EXERCISE REQUIREMENTS -
Quote all of the data exactly as given. Skip every picture it contains.

DATASET EXCERPTS -
########################################
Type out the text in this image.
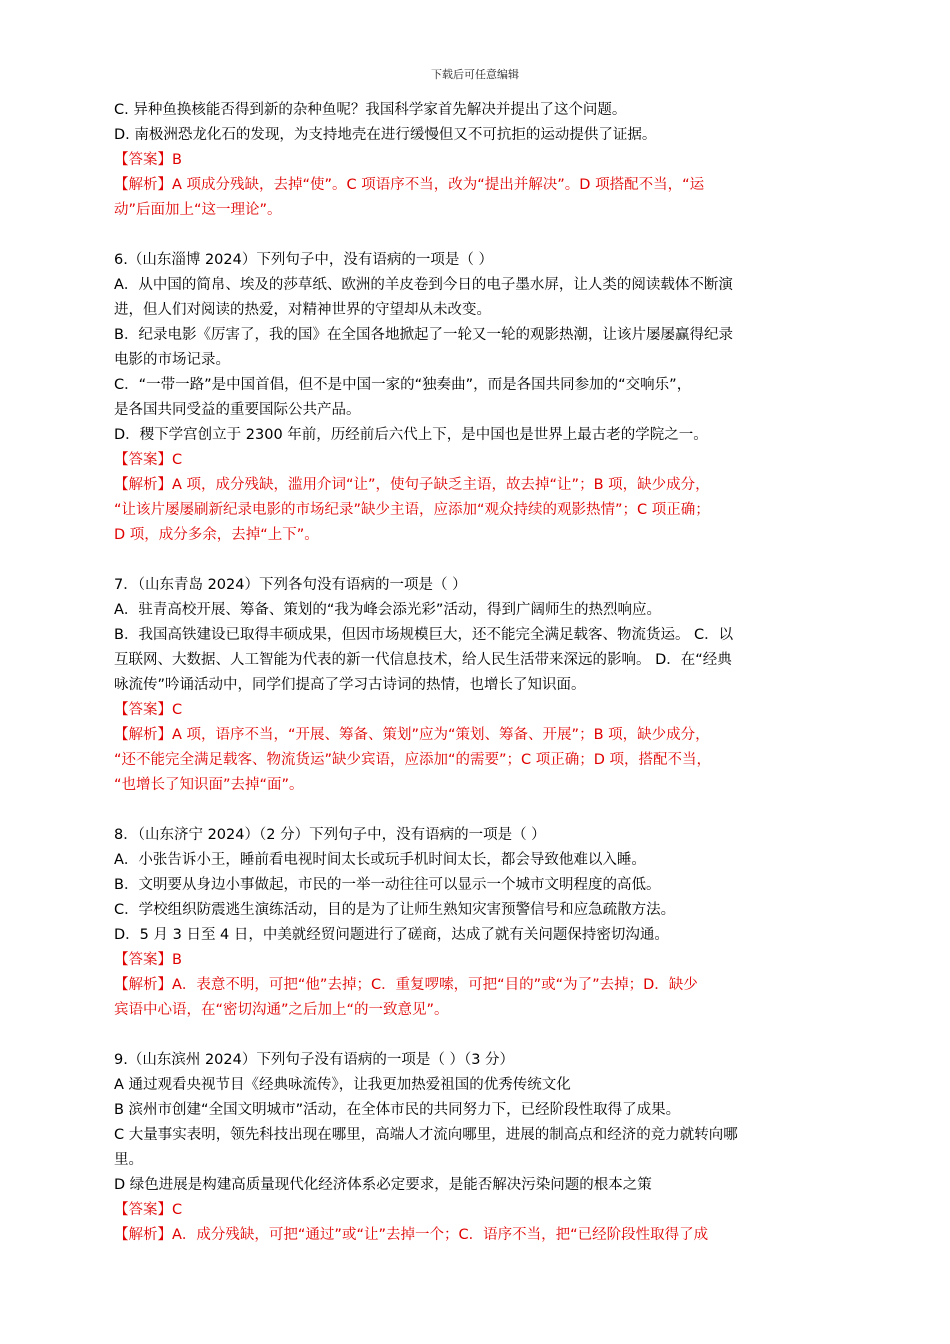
下载后可任意编辑
C. 异种鱼换核能否得到新的杂种鱼呢？我国科学家首先解决并提出了这个问题。
D. 南极洲恐龙化石的发现，为支持地壳在进行缓慢但又不可抗拒的运动提供了证据。
【答案】B
【解析】A 项成分残缺，去掉“使”。C 项语序不当，改为“提出并解决”。D 项搭配不当，“运
动”后面加上“这一理论”。
6.（山东淄博 2024）下列句子中，没有语病的一项是（ ）
A．从中国的简帛、埃及的莎草纸、欧洲的羊皮卷到今日的电子墨水屏，让人类的阅读载体不断演
进，但人们对阅读的热爱，对精神世界的守望却从未改变。
B．纪录电影《厉害了，我的国》在全国各地掀起了一轮又一轮的观影热潮，让该片屡屡赢得纪录
电影的市场记录。
C．“一带一路”是中国首倡，但不是中国一家的“独奏曲”，而是各国共同参加的“交响乐”，
是各国共同受益的重要国际公共产品。
D．稷下学宫创立于 2300 年前，历经前后六代上下，是中国也是世界上最古老的学院之一。
【答案】C
【解析】A 项，成分残缺，滥用介词“让”，使句子缺乏主语，故去掉“让”；B 项，缺少成分，
“让该片屡屡刷新纪录电影的市场纪录”缺少主语，应添加“观众持续的观影热情”；C 项正确；
D 项，成分多余，去掉“上下”。
7．（山东青岛 2024）下列各句没有语病的一项是（ ）
A．驻青高校开展、筹备、策划的“我为峰会添光彩”活动，得到广阔师生的热烈响应。
B．我国高铁建设已取得丰硕成果，但因市场规模巨大，还不能完全满足载客、物流货运。 C．以
互联网、大数据、人工智能为代表的新一代信息技术，给人民生活带来深远的影响。 D．在“经典
咏流传”吟诵活动中，同学们提高了学习古诗词的热情，也增长了知识面。
【答案】C
【解析】A 项，语序不当，“开展、筹备、策划”应为“策划、筹备、开展”；B 项，缺少成分，
“还不能完全满足载客、物流货运”缺少宾语，应添加“的需要”；C 项正确；D 项，搭配不当，
“也增长了知识面”去掉“面”。
8．（山东济宁 2024）（2 分）下列句子中，没有语病的一项是（ ）
A．小张告诉小王，睡前看电视时间太长或玩手机时间太长，都会导致他难以入睡。
B．文明要从身边小事做起，市民的一举一动往往可以显示一个城市文明程度的高低。
C．学校组织防震逃生演练活动，目的是为了让师生熟知灾害预警信号和应急疏散方法。
D．5 月 3 日至 4 日，中美就经贸问题进行了磋商，达成了就有关问题保持密切沟通。
【答案】B
【解析】A．表意不明，可把“他”去掉；C．重复啰嗦，可把“目的”或“为了”去掉；D．缺少
宾语中心语，在“密切沟通”之后加上“的一致意见”。
9.（山东滨州 2024）下列句子没有语病的一项是（ ）（3 分）
A 通过观看央视节目《经典咏流传》，让我更加热爱祖国的优秀传统文化
B 滨州市创建“全国文明城市”活动，在全体市民的共同努力下，已经阶段性取得了成果。
C 大量事实表明，领先科技出现在哪里，高端人才流向哪里，进展的制高点和经济的竞力就转向哪
里。
D 绿色进展是构建高质量现代化经济体系必定要求，是能否解决污染问题的根本之策
【答案】C
【解析】A．成分残缺，可把“通过”或“让”去掉一个；C．语序不当，把“已经阶段性取得了成
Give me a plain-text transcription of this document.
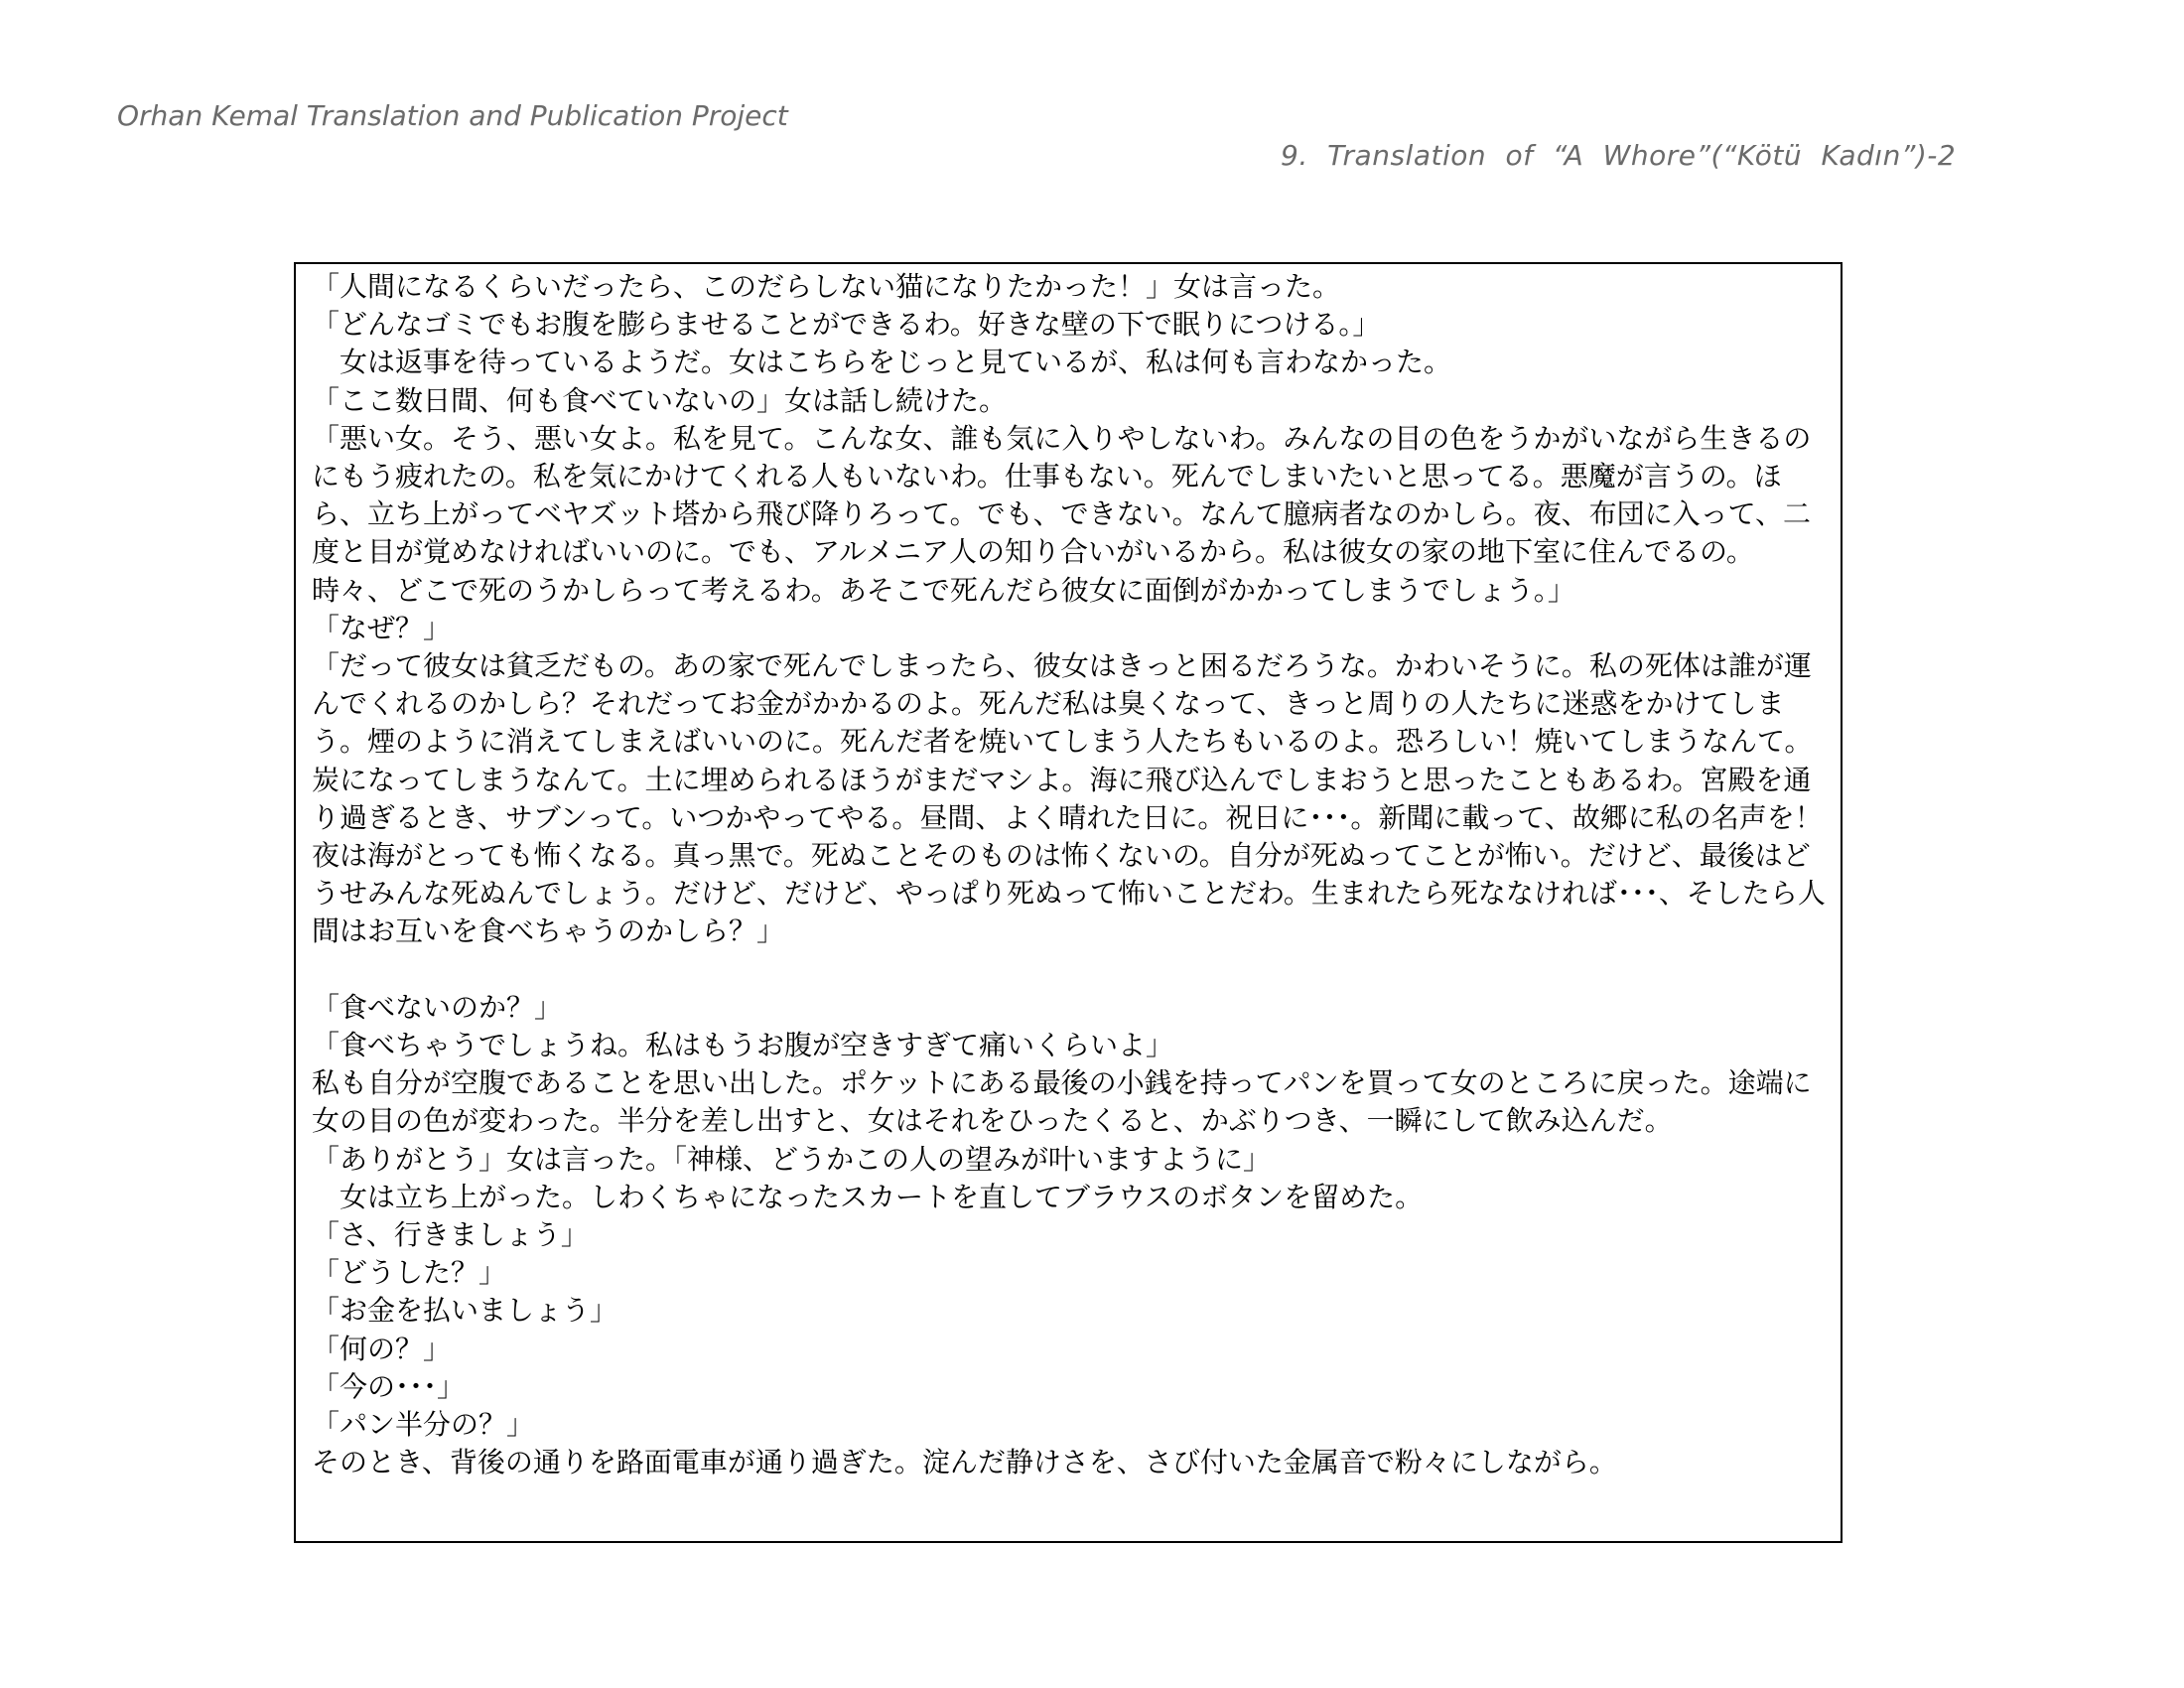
Orhan Kemal Translation and Publication Project
9. Translation of “A Whore”(“Kötü Kadın”)-2

「人間になるくらいだったら、このだらしない猫になりたかった！」女は言った。

「どんなゴミでもお腹を膨らませることができるわ。好きな壁の下で眠りにつける。」

　女は返事を待っているようだ。女はこちらをじっと見ているが、私は何も言わなかった。

「ここ数日間、何も食べていないの」女は話し続けた。

「悪い女。そう、悪い女よ。私を見て。こんな女、誰も気に入りやしないわ。みんなの目の色をうかがいながら生きるのにもう疲れたの。私を気にかけてくれる人もいないわ。仕事もない。死んでしまいたいと思ってる。悪魔が言うの。ほら、立ち上がってベヤズット塔から飛び降りろって。でも、できない。なんて臆病者なのかしら。夜、布団に入って、二度と目が覚めなければいいのに。でも、アルメニア人の知り合いがいるから。私は彼女の家の地下室に住んでるの。時々、どこで死のうかしらって考えるわ。あそこで死んだら彼女に面倒がかかってしまうでしょう。」

「なぜ？」

「だって彼女は貧乏だもの。あの家で死んでしまったら、彼女はきっと困るだろうな。かわいそうに。私の死体は誰が運んでくれるのかしら？それだってお金がかかるのよ。死んだ私は臭くなって、きっと周りの人たちに迷惑をかけてしまう。煙のように消えてしまえばいいのに。死んだ者を焼いてしまう人たちもいるのよ。恐ろしい！焼いてしまうなんて。炭になってしまうなんて。土に埋められるほうがまだマシよ。海に飛び込んでしまおうと思ったこともあるわ。宮殿を通り過ぎるとき、サブンって。いつかやってやる。昼間、よく晴れた日に。祝日に･･･。新聞に載って、故郷に私の名声を！夜は海がとっても怖くなる。真っ黒で。死ぬことそのものは怖くないの。自分が死ぬってことが怖い。だけど、最後はどうせみんな死ぬんでしょう。だけど、だけど、やっぱり死ぬって怖いことだわ。生まれたら死ななければ･･･、そしたら人間はお互いを食べちゃうのかしら？」

「食べないのか？」

「食べちゃうでしょうね。私はもうお腹が空きすぎて痛いくらいよ」

私も自分が空腹であることを思い出した。ポケットにある最後の小銭を持ってパンを買って女のところに戻った。途端に女の目の色が変わった。半分を差し出すと、女はそれをひったくると、かぶりつき、一瞬にして飲み込んだ。

「ありがとう」女は言った。「神様、どうかこの人の望みが叶いますように」

　女は立ち上がった。しわくちゃになったスカートを直してブラウスのボタンを留めた。

「さ、行きましょう」

「どうした？」

「お金を払いましょう」

「何の？」

「今の･･･」

「パン半分の？」

そのとき、背後の通りを路面電車が通り過ぎた。淀んだ静けさを、さび付いた金属音で粉々にしながら。
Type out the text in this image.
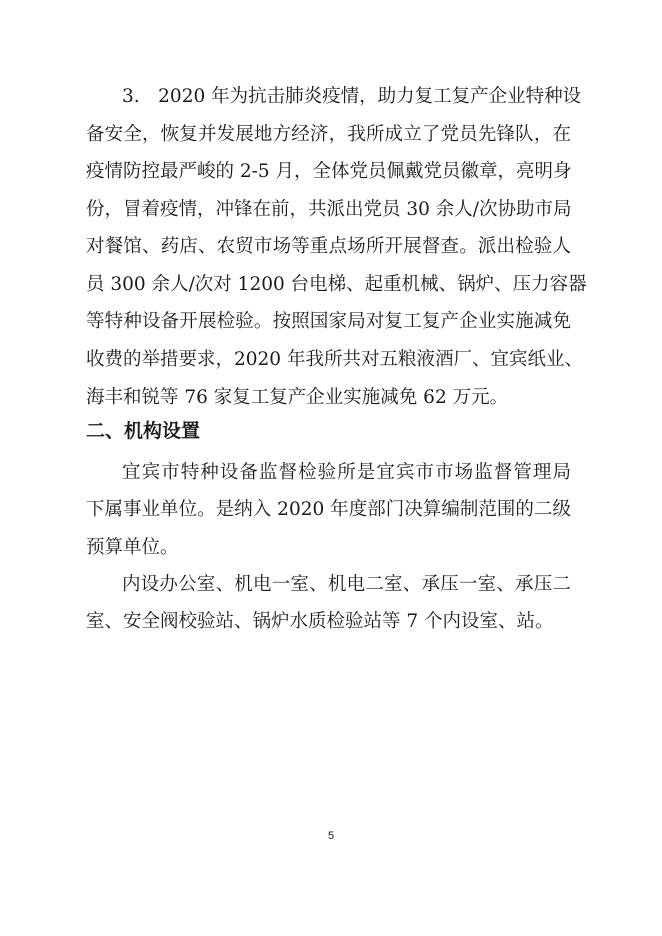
3.　2020 年为抗击肺炎疫情，助力复工复产企业特种设
备安全，恢复并发展地方经济，我所成立了党员先锋队，在
疫情防控最严峻的 2-5 月，全体党员佩戴党员徽章，亮明身
份，冒着疫情，冲锋在前，共派出党员 30 余人/次协助市局
对餐馆、药店、农贸市场等重点场所开展督查。派出检验人
员 300 余人/次对 1200 台电梯、起重机械、锅炉、压力容器
等特种设备开展检验。按照国家局对复工复产企业实施减免
收费的举措要求，2020 年我所共对五粮液酒厂、宜宾纸业、
海丰和锐等 76 家复工复产企业实施减免 62 万元。
二、机构设置
宜宾市特种设备监督检验所是宜宾市市场监督管理局
下属事业单位。是纳入 2020 年度部门决算编制范围的二级
预算单位。
内设办公室、机电一室、机电二室、承压一室、承压二
室、安全阀校验站、锅炉水质检验站等 7 个内设室、站。
5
########################################
WRITTEN ANSWER -
Type out the text in this image.
下载后可任意编辑
C. 异种鱼换核能否得到新的杂种鱼呢？我国科学家首先解决并提出了这个问题。
D. 南极洲恐龙化石的发现，为支持地壳在进行缓慢但又不可抗拒的运动提供了证据。
【答案】B
【解析】A 项成分残缺，去掉“使”。C 项语序不当，改为“提出并解决”。D 项搭配不当，“运
动”后面加上“这一理论”。
6.（山东淄博 2024）下列句子中，没有语病的一项是（ ）
A．从中国的简帛、埃及的莎草纸、欧洲的羊皮卷到今日的电子墨水屏，让人类的阅读载体不断演
进，但人们对阅读的热爱，对精神世界的守望却从未改变。
B．纪录电影《厉害了，我的国》在全国各地掀起了一轮又一轮的观影热潮，让该片屡屡赢得纪录
电影的市场记录。
C．“一带一路”是中国首倡，但不是中国一家的“独奏曲”，而是各国共同参加的“交响乐”，
是各国共同受益的重要国际公共产品。
D．稷下学宫创立于 2300 年前，历经前后六代上下，是中国也是世界上最古老的学院之一。
【答案】C
【解析】A 项，成分残缺，滥用介词“让”，使句子缺乏主语，故去掉“让”；B 项，缺少成分，
“让该片屡屡刷新纪录电影的市场纪录”缺少主语，应添加“观众持续的观影热情”；C 项正确；
D 项，成分多余，去掉“上下”。
7．（山东青岛 2024）下列各句没有语病的一项是（ ）
A．驻青高校开展、筹备、策划的“我为峰会添光彩”活动，得到广阔师生的热烈响应。
B．我国高铁建设已取得丰硕成果，但因市场规模巨大，还不能完全满足载客、物流货运。 C．以
互联网、大数据、人工智能为代表的新一代信息技术，给人民生活带来深远的影响。 D．在“经典
咏流传”吟诵活动中，同学们提高了学习古诗词的热情，也增长了知识面。
【答案】C
【解析】A 项，语序不当，“开展、筹备、策划”应为“策划、筹备、开展”；B 项，缺少成分，
“还不能完全满足载客、物流货运”缺少宾语，应添加“的需要”；C 项正确；D 项，搭配不当，
“也增长了知识面”去掉“面”。
8．（山东济宁 2024）（2 分）下列句子中，没有语病的一项是（ ）
A．小张告诉小王，睡前看电视时间太长或玩手机时间太长，都会导致他难以入睡。
B．文明要从身边小事做起，市民的一举一动往往可以显示一个城市文明程度的高低。
C．学校组织防震逃生演练活动，目的是为了让师生熟知灾害预警信号和应急疏散方法。
D．5 月 3 日至 4 日，中美就经贸问题进行了磋商，达成了就有关问题保持密切沟通。
【答案】B
【解析】A．表意不明，可把“他”去掉；C．重复啰嗦，可把“目的”或“为了”去掉；D．缺少
宾语中心语，在“密切沟通”之后加上“的一致意见”。
9.（山东滨州 2024）下列句子没有语病的一项是（ ）（3 分）
A 通过观看央视节目《经典咏流传》，让我更加热爱祖国的优秀传统文化
B 滨州市创建“全国文明城市”活动，在全体市民的共同努力下，已经阶段性取得了成果。
C 大量事实表明，领先科技出现在哪里，高端人才流向哪里，进展的制高点和经济的竞力就转向哪
里。
D 绿色进展是构建高质量现代化经济体系必定要求，是能否解决污染问题的根本之策
【答案】C
【解析】A．成分残缺，可把“通过”或“让”去掉一个；C．语序不当，把“已经阶段性取得了成
Give me a plain-text transcription of this document.
Orhan Kemal Translation and Publication Project
9. Translation of “A Whore”(“Kötü Kadın”)-2

「人間になるくらいだったら、このだらしない猫になりたかった！」女は言った。

「どんなゴミでもお腹を膨らませることができるわ。好きな壁の下で眠りにつける。」

　女は返事を待っているようだ。女はこちらをじっと見ているが、私は何も言わなかった。

「ここ数日間、何も食べていないの」女は話し続けた。

「悪い女。そう、悪い女よ。私を見て。こんな女、誰も気に入りやしないわ。みんなの目の色をうかがいながら生きるのにもう疲れたの。私を気にかけてくれる人もいないわ。仕事もない。死んでしまいたいと思ってる。悪魔が言うの。ほら、立ち上がってベヤズット塔から飛び降りろって。でも、できない。なんて臆病者なのかしら。夜、布団に入って、二度と目が覚めなければいいのに。でも、アルメニア人の知り合いがいるから。私は彼女の家の地下室に住んでるの。時々、どこで死のうかしらって考えるわ。あそこで死んだら彼女に面倒がかかってしまうでしょう。」

「なぜ？」

「だって彼女は貧乏だもの。あの家で死んでしまったら、彼女はきっと困るだろうな。かわいそうに。私の死体は誰が運んでくれるのかしら？それだってお金がかかるのよ。死んだ私は臭くなって、きっと周りの人たちに迷惑をかけてしまう。煙のように消えてしまえばいいのに。死んだ者を焼いてしまう人たちもいるのよ。恐ろしい！焼いてしまうなんて。炭になってしまうなんて。土に埋められるほうがまだマシよ。海に飛び込んでしまおうと思ったこともあるわ。宮殿を通り過ぎるとき、サブンって。いつかやってやる。昼間、よく晴れた日に。祝日に･･･。新聞に載って、故郷に私の名声を！夜は海がとっても怖くなる。真っ黒で。死ぬことそのものは怖くないの。自分が死ぬってことが怖い。だけど、最後はどうせみんな死ぬんでしょう。だけど、だけど、やっぱり死ぬって怖いことだわ。生まれたら死ななければ･･･、そしたら人間はお互いを食べちゃうのかしら？」

「食べないのか？」

「食べちゃうでしょうね。私はもうお腹が空きすぎて痛いくらいよ」

私も自分が空腹であることを思い出した。ポケットにある最後の小銭を持ってパンを買って女のところに戻った。途端に女の目の色が変わった。半分を差し出すと、女はそれをひったくると、かぶりつき、一瞬にして飲み込んだ。

「ありがとう」女は言った。「神様、どうかこの人の望みが叶いますように」

　女は立ち上がった。しわくちゃになったスカートを直してブラウスのボタンを留めた。

「さ、行きましょう」

「どうした？」

「お金を払いましょう」

「何の？」

「今の･･･」

「パン半分の？」

そのとき、背後の通りを路面電車が通り過ぎた。淀んだ静けさを、さび付いた金属音で粉々にしながら。
Type out the text in this image.
3.　2020 年为抗击肺炎疫情，助力复工复产企业特种设
备安全，恢复并发展地方经济，我所成立了党员先锋队，在
疫情防控最严峻的 2-5 月，全体党员佩戴党员徽章，亮明身
份，冒着疫情，冲锋在前，共派出党员 30 余人/次协助市局
对餐馆、药店、农贸市场等重点场所开展督查。派出检验人
员 300 余人/次对 1200 台电梯、起重机械、锅炉、压力容器
等特种设备开展检验。按照国家局对复工复产企业实施减免
收费的举措要求，2020 年我所共对五粮液酒厂、宜宾纸业、
海丰和锐等 76 家复工复产企业实施减免 62 万元。
二、机构设置
宜宾市特种设备监督检验所是宜宾市市场监督管理局
下属事业单位。是纳入 2020 年度部门决算编制范围的二级
预算单位。
内设办公室、机电一室、机电二室、承压一室、承压二
室、安全阀校验站、锅炉水质检验站等 7 个内设室、站。
5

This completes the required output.